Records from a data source
######
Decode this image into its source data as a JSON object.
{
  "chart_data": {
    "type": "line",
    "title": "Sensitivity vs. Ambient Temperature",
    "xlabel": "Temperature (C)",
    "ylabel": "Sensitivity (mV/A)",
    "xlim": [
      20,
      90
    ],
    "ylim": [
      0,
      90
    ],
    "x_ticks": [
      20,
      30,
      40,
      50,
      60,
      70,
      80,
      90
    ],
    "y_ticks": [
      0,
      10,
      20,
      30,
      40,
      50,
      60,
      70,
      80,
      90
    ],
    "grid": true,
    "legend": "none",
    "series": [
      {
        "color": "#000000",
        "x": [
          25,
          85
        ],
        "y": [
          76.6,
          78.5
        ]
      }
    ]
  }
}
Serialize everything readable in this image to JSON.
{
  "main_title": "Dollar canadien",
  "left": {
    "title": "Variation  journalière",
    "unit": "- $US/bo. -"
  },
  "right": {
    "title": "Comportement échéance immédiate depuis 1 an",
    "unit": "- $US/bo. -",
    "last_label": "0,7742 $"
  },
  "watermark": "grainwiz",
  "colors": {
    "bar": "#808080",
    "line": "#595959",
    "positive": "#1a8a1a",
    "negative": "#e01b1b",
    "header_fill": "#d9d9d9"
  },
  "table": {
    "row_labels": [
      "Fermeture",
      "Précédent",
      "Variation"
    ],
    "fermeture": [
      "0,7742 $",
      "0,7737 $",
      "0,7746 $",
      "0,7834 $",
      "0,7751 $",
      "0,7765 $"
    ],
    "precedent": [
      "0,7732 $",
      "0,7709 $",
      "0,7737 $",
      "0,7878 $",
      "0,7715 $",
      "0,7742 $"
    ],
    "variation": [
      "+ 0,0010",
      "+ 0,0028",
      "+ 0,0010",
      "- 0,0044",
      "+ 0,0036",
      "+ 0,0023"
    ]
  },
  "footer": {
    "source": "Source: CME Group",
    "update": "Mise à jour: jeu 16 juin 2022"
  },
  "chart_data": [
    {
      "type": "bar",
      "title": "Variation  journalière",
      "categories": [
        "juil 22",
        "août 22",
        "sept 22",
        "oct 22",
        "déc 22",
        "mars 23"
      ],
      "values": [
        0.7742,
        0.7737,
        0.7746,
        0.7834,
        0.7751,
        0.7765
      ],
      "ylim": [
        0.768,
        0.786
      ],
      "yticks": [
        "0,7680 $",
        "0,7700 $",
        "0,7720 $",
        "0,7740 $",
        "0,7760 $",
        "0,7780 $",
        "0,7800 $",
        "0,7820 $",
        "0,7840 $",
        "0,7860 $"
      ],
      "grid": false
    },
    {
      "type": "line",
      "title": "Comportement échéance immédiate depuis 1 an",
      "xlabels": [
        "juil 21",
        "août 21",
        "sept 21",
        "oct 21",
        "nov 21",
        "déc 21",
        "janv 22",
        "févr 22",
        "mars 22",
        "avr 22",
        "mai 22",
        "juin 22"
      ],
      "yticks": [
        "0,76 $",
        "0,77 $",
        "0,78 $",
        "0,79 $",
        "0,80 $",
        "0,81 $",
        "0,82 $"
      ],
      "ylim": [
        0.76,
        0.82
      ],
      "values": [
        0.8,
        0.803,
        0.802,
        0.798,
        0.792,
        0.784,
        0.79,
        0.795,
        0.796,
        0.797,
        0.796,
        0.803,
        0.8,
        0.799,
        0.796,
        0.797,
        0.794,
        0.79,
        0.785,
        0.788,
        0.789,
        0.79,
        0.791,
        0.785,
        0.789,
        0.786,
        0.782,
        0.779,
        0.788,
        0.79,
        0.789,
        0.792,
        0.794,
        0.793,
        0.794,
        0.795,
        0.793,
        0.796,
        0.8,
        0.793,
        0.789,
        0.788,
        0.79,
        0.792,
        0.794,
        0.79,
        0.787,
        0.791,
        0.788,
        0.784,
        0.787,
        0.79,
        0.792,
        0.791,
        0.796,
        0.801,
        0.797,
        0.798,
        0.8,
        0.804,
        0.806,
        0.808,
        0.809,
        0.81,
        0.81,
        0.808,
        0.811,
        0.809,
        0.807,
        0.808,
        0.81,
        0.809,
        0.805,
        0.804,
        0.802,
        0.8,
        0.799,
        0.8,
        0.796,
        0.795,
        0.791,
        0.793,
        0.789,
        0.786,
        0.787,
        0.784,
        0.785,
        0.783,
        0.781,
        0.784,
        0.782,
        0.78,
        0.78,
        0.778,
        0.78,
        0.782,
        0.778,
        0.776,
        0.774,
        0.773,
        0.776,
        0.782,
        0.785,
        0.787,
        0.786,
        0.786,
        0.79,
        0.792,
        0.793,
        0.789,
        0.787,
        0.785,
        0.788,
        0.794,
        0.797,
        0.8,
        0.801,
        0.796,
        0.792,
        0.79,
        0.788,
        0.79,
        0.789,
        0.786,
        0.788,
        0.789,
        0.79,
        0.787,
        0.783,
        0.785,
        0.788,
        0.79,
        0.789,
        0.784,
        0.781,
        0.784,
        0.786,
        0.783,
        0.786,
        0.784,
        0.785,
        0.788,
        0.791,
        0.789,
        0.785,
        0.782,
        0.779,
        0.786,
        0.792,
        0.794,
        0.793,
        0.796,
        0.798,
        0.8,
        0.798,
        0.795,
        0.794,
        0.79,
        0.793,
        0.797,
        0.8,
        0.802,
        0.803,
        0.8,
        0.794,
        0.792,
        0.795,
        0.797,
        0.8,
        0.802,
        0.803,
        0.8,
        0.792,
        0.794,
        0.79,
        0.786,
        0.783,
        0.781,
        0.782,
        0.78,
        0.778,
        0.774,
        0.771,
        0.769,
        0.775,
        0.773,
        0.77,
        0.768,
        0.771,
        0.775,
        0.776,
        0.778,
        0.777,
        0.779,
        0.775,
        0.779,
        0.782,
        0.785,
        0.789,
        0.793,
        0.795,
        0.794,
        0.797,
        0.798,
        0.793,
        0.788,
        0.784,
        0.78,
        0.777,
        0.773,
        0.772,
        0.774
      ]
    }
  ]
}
######
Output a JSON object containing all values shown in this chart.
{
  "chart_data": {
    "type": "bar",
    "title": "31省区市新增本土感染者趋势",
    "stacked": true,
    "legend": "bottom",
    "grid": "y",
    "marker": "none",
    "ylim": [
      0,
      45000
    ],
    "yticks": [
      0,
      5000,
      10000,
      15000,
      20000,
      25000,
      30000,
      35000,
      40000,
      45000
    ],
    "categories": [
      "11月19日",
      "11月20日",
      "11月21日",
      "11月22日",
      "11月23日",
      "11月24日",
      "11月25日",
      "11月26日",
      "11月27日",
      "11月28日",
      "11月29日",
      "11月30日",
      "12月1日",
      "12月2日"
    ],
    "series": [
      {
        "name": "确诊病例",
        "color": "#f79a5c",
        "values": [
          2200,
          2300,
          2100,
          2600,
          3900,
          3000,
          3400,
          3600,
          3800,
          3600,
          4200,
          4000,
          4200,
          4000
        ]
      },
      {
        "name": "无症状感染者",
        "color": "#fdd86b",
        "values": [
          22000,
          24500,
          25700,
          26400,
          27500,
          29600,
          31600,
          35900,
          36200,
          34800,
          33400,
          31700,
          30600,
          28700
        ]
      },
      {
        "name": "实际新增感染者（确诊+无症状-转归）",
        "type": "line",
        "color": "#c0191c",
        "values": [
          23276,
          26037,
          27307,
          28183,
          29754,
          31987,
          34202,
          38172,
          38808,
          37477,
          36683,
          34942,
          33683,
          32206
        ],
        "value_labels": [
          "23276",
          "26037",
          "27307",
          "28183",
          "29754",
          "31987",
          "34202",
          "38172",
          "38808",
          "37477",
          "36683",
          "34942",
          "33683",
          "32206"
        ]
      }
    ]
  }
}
######
**TASK BRIEF:**
Scan the records above and report how many lines include the word "journalière", without any other text.

**ANSWER FOR THIS EXERCISE:**
2